Text passage
"""
Panurethral and long strictures

Santucci 10/2014

The management of long segment and panurethral strictures is sparsely described in the literature yet these are the most difficult to treat urethral strictures. Further, there is no consensus on the best surgical treatment of long and panurethral strictures. This study presents the results of an international multi-institutional collaborative review of the largest available series of long segment and panurethral stricture repairs. The authors seek to better understand the management of long segment and panurethral strictures, and the complications and success rates of various treatment options by examining results of common procedures and features predictive of surgical success.
Materials and Methods
A retrospective review was performed of patients treated with strictures longer than 8 cm at 7 different international tertiary referral centers. Data collected included demographics, cause of stricture, prior dilation or DVIU, prior urethroplasty, length of stricture, and surgical approach. Endpoints analyzed included surgical complications and recurrence.
466 patients were identified. Treatment intervals ranged from 12/27/1984 to 11/9/2013 and included the experience of 7 experts in the field. Dorsal onlay buccal mucosa graft was the most common procedure utilized (223, 47.9%) while other techniques included first stage Johanson (including perineal urethrostomy) (162, 34.8%), second stage Johanson (56, 12%), fasciocutaneous flaps (8, 1.7%) and a combination flap and graft (17, 3.6%). Overall success was achieved in 361 patients (77.5%) with a mean follow up of 20 months. Recurrences of the various surgical types were similar; however, second stage Johanson urethroplasty was found to have a higher recurrence rate compared to one-stage buccal mucosal graft urethroplasty (35.7% versus 17.5%, respectively, p <0.01). In cases of lichen sclerosis, the recurrence rate was higher after second stage Johanson versus after a one-stage buccal graft procedure (14.0% versus 47.8% respectively, p <0.01). Those urethroplasties performed with a fasciocutaneous flap had a higher complication rate compared to those performed without (32% versus 14%, respectively, p =0.02). Prior dilation or urethrotomy, higher number of prior dilations or urethrotomies, abnormal postoperative voiding cystourethrogram, and skin grafts all portend a higher recurrence rate. Stricture length and location of buccal mucosal graft appear to have no impact on recurrence. On logistic regression analysis, only second stage Johanson had an increased odds ratio of recurrence compared to BMG, at 2.82 (1.41-5.86).
Panurethral and long segment strictures can be treated with high success rates in experienced hands. Considering all techniques, a 77.5% success rate was noted. Buccal grafts were particularly more successful than second stage Johanson urethroplasty (82.5% versus 64.3%, respectively). Fasciocutaneous flaps, while successful, had high complication rates.
"""
Assignment
Reproduce the part of the stricture summary starting with "The management of long segment and panurethral strictures is" and going on through "of surgical success.". The material after this point is separate from the passage on long and panurethral urethral strictures.

Records supplied
"""
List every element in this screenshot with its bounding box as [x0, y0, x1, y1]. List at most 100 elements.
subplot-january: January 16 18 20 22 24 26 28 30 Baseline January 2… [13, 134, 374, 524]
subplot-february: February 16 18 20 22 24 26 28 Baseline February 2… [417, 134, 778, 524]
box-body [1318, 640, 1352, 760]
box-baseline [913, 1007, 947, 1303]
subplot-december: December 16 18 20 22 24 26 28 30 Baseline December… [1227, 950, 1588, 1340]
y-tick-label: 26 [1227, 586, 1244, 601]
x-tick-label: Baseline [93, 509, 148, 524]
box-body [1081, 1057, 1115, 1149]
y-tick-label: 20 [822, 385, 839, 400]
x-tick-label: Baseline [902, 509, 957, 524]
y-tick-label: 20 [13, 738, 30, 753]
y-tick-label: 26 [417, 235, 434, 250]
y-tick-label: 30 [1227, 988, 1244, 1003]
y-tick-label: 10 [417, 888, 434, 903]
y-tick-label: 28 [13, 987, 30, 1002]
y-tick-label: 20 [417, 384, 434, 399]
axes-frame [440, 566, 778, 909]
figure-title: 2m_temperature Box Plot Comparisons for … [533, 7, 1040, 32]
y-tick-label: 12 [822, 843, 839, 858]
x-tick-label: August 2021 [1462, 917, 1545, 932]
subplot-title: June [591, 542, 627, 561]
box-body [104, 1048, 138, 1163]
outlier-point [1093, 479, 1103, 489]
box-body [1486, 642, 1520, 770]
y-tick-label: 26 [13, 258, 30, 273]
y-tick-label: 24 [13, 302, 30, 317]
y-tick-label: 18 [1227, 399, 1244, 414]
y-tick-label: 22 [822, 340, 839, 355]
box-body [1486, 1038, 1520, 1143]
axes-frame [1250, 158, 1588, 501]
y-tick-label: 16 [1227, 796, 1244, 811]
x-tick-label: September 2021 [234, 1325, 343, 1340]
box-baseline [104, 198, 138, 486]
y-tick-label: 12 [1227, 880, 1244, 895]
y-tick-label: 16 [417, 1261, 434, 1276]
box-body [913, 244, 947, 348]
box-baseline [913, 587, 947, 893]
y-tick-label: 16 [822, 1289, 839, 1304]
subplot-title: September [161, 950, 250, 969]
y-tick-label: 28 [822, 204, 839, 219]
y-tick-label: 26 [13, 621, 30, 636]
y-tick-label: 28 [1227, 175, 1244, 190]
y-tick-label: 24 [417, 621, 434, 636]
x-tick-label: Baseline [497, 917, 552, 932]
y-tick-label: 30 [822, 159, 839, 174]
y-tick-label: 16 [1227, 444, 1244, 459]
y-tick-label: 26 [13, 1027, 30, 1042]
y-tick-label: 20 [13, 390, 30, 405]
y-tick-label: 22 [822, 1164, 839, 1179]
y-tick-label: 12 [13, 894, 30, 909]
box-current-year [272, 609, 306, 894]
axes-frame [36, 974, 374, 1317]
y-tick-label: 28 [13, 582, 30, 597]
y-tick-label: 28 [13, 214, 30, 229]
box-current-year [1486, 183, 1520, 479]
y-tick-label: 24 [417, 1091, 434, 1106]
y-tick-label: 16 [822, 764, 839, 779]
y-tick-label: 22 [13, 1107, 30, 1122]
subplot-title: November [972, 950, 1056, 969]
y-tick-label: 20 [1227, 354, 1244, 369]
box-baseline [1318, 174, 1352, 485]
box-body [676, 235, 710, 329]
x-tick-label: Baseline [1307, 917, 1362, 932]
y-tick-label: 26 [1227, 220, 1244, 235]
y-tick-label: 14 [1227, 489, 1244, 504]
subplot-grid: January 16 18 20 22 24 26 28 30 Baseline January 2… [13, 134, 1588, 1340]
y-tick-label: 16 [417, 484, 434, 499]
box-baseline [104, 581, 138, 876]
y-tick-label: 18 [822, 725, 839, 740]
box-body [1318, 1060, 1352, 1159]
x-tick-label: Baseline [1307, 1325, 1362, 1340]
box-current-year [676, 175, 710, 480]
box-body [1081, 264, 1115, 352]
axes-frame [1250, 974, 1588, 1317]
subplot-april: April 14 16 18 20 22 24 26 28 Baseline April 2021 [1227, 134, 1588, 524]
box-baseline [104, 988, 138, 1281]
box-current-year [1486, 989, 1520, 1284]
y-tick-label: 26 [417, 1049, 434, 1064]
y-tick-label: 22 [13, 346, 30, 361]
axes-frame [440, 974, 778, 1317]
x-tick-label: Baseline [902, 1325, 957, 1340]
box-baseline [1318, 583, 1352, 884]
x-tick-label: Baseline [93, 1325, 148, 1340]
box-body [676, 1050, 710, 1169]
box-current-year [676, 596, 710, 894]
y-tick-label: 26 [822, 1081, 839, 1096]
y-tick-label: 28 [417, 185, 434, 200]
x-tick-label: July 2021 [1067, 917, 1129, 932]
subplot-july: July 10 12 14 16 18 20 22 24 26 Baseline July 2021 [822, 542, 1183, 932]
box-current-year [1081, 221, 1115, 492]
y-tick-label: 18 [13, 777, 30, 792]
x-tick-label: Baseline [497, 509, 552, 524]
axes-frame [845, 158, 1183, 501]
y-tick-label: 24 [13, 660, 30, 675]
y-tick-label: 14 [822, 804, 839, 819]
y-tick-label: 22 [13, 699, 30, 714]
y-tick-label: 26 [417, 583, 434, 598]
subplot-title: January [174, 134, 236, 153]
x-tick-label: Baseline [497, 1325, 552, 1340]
"""
Task result
The management of long segment and panurethral strictures is sparsely described in the literature yet these are the most difficult to treat urethral strictures. Further, there is no consensus on the best surgical treatment of long and panurethral strictures. This study presents the results of an international multi-institutional collaborative review of the largest available series of long segment and panurethral stricture repairs. The authors seek to better understand the management of long segment and panurethral strictures, and the complications and success rates of various treatment options by examining results of common procedures and features predictive of surgical success.